(DATA FOR THIS TASK)
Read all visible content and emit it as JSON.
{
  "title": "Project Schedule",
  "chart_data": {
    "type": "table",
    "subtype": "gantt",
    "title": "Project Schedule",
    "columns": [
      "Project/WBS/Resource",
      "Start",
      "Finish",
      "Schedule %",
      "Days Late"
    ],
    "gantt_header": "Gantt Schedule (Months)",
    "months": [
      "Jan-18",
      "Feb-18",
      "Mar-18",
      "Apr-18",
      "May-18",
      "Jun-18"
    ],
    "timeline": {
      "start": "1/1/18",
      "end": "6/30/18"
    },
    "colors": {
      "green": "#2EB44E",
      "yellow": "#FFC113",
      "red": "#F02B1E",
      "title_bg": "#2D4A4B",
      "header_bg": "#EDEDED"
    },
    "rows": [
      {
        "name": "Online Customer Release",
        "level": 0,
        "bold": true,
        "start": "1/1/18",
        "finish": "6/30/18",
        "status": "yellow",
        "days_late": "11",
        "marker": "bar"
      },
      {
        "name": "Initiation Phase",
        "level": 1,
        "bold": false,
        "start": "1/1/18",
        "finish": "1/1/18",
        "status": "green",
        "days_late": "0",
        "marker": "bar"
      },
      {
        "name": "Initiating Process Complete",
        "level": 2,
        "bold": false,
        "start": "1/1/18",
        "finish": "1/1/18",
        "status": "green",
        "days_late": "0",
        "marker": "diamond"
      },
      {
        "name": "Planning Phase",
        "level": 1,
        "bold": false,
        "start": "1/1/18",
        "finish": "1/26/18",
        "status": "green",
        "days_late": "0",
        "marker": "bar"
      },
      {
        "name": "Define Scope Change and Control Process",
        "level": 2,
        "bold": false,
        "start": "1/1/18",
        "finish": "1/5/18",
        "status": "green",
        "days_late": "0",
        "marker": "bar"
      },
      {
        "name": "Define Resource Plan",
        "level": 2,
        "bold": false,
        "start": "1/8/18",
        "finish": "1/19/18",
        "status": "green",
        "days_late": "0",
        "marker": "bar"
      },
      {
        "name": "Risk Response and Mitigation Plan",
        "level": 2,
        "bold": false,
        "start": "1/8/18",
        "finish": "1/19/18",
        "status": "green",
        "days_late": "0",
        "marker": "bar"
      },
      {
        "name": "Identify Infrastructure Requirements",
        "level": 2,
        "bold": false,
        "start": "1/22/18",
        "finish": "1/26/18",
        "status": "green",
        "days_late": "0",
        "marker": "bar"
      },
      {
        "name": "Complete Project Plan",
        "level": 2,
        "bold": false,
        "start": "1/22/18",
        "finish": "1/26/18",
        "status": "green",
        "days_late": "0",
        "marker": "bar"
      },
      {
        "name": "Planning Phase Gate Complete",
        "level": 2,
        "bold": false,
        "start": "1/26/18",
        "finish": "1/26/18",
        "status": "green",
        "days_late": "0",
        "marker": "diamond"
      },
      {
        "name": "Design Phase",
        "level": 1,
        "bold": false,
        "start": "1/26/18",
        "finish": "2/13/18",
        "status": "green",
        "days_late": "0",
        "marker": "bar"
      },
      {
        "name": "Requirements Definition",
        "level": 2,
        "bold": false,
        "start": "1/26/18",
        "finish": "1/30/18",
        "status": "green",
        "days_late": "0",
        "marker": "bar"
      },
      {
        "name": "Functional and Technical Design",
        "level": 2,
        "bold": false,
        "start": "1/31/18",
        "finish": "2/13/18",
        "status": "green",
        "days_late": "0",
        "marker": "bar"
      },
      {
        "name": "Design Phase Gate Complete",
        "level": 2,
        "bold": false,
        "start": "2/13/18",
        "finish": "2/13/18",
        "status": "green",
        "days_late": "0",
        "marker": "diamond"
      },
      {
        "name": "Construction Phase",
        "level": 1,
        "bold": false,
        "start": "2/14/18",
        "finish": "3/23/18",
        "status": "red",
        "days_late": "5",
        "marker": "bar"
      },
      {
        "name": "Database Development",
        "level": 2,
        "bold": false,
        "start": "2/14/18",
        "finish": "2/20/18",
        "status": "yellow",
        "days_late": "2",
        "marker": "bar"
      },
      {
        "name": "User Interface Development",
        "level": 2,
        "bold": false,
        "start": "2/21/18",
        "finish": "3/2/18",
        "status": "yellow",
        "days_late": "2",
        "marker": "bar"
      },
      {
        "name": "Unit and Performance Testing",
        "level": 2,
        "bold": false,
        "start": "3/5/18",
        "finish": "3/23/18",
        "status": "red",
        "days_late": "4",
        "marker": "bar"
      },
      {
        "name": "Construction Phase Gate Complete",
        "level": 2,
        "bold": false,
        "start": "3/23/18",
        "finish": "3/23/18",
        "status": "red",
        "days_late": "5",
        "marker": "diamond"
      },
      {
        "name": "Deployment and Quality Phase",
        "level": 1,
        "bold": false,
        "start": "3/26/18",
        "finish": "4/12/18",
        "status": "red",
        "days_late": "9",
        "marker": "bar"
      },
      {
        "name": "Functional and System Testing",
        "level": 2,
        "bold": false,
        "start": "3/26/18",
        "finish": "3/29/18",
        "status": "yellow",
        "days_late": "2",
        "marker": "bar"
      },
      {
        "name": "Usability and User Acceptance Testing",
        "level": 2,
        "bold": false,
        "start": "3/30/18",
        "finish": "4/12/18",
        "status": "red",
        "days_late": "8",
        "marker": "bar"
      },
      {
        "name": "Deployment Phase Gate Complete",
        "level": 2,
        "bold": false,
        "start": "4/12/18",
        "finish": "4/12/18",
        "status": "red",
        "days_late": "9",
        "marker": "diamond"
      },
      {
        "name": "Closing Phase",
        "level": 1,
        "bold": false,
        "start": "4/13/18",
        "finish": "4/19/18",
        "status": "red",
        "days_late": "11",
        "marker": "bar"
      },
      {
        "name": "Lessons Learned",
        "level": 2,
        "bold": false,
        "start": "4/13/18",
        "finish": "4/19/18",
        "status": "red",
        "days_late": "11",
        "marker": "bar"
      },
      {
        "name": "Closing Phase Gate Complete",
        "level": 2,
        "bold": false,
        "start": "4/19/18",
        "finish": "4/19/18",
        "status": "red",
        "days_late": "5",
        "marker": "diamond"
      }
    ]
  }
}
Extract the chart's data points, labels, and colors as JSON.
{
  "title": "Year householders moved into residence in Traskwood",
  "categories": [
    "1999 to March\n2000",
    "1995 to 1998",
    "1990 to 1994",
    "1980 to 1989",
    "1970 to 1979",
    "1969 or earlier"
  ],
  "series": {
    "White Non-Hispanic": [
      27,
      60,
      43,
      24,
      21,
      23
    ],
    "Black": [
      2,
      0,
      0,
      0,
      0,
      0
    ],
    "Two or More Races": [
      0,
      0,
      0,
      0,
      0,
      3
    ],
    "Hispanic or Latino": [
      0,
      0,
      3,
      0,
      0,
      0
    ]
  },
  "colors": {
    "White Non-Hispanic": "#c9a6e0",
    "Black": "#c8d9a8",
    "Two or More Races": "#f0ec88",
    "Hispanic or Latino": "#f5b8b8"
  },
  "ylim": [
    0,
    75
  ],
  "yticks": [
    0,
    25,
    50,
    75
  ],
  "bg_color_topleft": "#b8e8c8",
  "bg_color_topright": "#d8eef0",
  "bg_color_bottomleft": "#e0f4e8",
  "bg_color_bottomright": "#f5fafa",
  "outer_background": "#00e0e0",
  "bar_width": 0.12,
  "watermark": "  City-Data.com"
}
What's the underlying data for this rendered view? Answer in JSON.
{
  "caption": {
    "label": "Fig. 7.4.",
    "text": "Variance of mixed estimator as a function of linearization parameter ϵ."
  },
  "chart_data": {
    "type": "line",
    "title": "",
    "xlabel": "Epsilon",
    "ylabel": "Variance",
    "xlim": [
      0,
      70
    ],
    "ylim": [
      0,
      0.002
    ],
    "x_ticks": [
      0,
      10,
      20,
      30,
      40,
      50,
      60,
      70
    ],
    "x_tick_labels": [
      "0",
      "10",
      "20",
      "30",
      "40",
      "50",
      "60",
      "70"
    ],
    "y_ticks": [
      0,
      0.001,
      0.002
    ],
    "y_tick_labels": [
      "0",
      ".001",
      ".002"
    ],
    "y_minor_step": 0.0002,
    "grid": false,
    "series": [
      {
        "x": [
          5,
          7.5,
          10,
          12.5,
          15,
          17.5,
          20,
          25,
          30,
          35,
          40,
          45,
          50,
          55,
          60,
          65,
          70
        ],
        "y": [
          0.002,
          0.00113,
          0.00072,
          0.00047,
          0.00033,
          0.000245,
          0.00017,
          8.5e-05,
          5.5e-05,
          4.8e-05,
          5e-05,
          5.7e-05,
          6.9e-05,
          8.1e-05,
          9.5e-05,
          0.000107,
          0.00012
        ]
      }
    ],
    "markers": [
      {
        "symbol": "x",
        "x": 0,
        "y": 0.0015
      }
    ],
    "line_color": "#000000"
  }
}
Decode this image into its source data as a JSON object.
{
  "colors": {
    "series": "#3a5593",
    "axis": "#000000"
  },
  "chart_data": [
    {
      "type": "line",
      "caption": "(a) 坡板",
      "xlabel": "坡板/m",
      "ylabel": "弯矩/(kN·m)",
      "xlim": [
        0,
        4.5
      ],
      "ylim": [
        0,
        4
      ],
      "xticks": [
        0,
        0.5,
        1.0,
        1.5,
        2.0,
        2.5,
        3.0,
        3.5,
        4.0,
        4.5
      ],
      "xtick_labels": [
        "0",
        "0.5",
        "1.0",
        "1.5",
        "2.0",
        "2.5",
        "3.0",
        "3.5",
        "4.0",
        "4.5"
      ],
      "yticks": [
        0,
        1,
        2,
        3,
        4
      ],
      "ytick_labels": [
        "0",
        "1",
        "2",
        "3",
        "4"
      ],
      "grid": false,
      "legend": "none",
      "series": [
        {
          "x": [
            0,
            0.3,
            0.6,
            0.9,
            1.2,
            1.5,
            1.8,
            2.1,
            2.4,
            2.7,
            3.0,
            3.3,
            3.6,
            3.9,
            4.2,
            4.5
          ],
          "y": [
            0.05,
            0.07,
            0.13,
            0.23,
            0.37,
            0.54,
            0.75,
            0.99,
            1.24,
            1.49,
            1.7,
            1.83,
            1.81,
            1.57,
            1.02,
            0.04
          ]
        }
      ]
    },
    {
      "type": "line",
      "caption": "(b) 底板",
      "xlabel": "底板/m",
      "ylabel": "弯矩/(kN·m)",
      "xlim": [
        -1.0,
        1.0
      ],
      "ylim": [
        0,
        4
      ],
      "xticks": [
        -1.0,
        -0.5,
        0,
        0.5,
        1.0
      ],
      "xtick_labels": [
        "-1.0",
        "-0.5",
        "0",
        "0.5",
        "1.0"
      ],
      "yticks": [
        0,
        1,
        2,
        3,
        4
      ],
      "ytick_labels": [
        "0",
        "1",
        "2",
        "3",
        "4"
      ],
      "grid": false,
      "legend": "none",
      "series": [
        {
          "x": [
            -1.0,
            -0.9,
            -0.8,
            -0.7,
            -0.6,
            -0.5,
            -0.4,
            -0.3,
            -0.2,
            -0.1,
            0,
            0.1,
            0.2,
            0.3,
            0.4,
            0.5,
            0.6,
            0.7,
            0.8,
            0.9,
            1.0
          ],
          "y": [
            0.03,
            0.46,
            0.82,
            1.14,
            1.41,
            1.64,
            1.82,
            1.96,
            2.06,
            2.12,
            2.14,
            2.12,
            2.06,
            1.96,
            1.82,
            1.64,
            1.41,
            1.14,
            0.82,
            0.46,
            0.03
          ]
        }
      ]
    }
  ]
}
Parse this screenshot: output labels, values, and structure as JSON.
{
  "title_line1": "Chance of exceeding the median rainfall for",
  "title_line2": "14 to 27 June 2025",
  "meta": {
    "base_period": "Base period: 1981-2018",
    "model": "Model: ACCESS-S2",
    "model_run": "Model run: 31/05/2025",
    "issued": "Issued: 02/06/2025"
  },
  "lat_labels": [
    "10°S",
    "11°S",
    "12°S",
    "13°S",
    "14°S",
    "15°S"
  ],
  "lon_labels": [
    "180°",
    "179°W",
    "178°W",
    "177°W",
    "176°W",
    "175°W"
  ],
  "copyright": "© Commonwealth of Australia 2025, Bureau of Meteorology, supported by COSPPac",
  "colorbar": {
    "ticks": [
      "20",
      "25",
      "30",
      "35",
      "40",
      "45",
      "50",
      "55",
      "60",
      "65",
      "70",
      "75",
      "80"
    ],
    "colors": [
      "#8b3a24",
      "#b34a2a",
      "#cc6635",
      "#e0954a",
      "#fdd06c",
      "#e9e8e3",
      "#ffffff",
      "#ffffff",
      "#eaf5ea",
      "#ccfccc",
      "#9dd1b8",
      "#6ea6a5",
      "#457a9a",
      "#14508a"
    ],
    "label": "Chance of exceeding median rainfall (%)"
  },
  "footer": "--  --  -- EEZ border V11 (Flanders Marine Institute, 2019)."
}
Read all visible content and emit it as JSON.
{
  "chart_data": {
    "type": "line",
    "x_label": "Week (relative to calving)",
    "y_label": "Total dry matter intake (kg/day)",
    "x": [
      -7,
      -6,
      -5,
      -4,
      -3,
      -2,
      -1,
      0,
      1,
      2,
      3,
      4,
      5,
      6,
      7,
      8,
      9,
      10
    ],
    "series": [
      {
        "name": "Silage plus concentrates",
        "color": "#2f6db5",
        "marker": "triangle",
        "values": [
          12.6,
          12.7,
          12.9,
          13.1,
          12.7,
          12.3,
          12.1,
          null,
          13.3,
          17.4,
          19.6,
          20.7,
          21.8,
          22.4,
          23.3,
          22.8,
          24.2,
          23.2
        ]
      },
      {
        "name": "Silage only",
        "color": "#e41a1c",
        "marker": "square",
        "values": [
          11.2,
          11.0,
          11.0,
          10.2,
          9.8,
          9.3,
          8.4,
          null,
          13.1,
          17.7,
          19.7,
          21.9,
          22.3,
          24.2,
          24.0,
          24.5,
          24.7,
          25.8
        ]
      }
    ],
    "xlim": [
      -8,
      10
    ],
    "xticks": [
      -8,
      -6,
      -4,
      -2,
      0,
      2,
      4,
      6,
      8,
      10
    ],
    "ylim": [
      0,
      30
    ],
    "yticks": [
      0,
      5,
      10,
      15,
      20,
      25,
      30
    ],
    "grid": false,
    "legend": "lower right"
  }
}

(INSTRUCTIONS FOR THE TASK) Scan the lines above for "Resource", then copy every one that has it.

(FINISHED ANSWER)
      "Project/WBS/Resource",
        "name": "Define Resource Plan",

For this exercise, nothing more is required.